** Document text **
■ ■ ■ ■ ■ ■ ■

We get hiking again but it’s hot and a burn area and by the time we reach the trees I need another break. It’s like the desert really wants to have one last hurrah. Nobody says he’ll meet me at the water 2 miles ahead but when I get there there’s no shade and I don’t see him and I stop under the first shade I see just off the trail. Later he tells me he waited for me several times again, likely right ahead of where I stopped. Oops!
After the water I stop to quite literally pick my nose and look to see a big snake hiding in the shade. Yikes! But it doesn’t look like a rattler so I take a picture.
And then I hit the 700 mile mark. I missed the 600 mile mark, and 60 miles, but it still feels big.
And then I arrive at Kennedy Meadows. There is a round of applause which makes me happy and I see a group I’d chatted with before, Soul Sister and LiterBit and Ko and they wave me over and I sit and chat with them. They let me know the store is closing so I run inside for a Snapple and a fresh, cold water. The grill is closed which means I have to eat the beans and rice in my food bag for dinner. I find some tortillas in the hiker box and add them to the plan. 
Around 8 I head to my tent and cook dinner. I manage to spill most of the cooked rice on the ground which is a huge bummer, so I cooked some more and added beans and ate and it was actually pretty tasty. I am just happy to be hungry again.
Now I have to figure out when and who with to hit the Sierra. Wish me luck!

Post-Family Blues – Day 53: Walker Pass to Spanish Needle Creek

PCT Miles: 652.1 to 668.7
Miles: 16.7

My stomach has one last hurrah in the hotel toilet. At least I hope that’s the last of it.
Mark drops me off at the trailhead at 7:30 and it is so very, very hard to let him go.
My body feels rested and strong but tired. The first two, then the first four miles speed by. I am not thinking about the trail much at all, but about how bad my heart hurts.
Why am I doing this? Seems to be the question of the day. I fantasize about going home and curling up on the couch. Between skipping 60 miles, approaching the “end of the desert” (the terrain I’m most comfortable with), the Sierra looming, Mark’s visit, being in between trail families… I am feeling very mixed up. What is it I really want out of this hike? If I skip around and just do the parts that interest me, would it be better? Am I looking for something that is impossible for a trail to provide? Has the trail already given me what I needed?

■ ■ ■ ■ ■ ■ ■

(Items from a dataset)
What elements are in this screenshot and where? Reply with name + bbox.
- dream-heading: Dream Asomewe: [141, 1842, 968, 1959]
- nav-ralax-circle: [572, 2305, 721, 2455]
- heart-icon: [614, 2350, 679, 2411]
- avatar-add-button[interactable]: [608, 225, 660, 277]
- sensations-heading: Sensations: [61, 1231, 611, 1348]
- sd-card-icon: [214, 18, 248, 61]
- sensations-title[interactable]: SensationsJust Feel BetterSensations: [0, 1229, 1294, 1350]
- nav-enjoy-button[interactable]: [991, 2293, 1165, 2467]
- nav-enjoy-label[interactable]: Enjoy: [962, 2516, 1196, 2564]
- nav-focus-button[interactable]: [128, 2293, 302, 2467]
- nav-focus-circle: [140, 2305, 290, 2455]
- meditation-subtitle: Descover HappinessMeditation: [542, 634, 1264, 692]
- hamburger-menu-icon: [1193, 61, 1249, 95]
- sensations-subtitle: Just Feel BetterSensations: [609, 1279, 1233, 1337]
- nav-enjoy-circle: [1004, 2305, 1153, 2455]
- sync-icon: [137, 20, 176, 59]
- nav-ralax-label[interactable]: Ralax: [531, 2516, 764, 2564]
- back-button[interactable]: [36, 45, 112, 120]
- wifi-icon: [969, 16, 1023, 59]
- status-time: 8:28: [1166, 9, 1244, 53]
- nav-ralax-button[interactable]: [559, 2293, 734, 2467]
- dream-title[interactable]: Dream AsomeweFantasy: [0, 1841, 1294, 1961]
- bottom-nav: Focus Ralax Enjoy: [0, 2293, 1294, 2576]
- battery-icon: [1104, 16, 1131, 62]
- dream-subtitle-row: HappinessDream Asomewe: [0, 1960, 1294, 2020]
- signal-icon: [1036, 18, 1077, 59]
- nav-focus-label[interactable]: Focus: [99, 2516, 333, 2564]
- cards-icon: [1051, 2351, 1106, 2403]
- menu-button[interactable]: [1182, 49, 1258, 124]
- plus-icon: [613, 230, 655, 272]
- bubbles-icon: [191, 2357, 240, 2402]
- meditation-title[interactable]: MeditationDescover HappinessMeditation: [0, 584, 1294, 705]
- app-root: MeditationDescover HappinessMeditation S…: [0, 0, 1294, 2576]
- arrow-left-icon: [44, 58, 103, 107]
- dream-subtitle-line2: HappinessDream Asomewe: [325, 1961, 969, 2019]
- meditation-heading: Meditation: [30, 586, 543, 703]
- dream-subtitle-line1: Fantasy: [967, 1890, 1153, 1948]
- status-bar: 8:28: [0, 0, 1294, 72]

■ ■ ■ ■ ■ ■ ■

** Directions **
Continue the trail journal about hiking the PCT, picking up right after its final line, "Has the trail already given me what I needed?"

** Task answer **
But I also know this is what days-out-of-town can look like, and there is nothing to do but try to be kind and patient with myself, and to hike. 
I’m sitting for a break when I see hiker Mark, a doctor I’d camped with back on the Idyllwild alternate. We make small talk and I’m glad to see a familiar face. 
I take frequent breaks once the sun makes an appearance. My goal for the day is 16.7 miles. I feel a weird mixture of incredibly strong and incredibly unmotivated. I stop for water and there’s a group of hikers there and I chat with them. They’re going to the same campsite I am which is comforting. 
On the climb out of water to camp, Campo comes hiking up behind me. We catch up and he hikes on. I see him again at camp and we talk a little more. I tell him how I’ve been trying to write my “I quit” post all day in my head. I don’t really want to quit. Not yet, anyway. It is hard to keep your momentum out here when you’re reminded what it feels like to be safe and loved and have things be easy.
I gather water and go to bed. He’s trying to hike another ten miles or so tonight. I curl up in my tent and text Mark through my Delorme and he tells me the sewage pipe at the house collapsed and everything is backing up and overflowing. He’s had a rough week. At least I know now if I went home I still wouldn’t be able to use a toilet.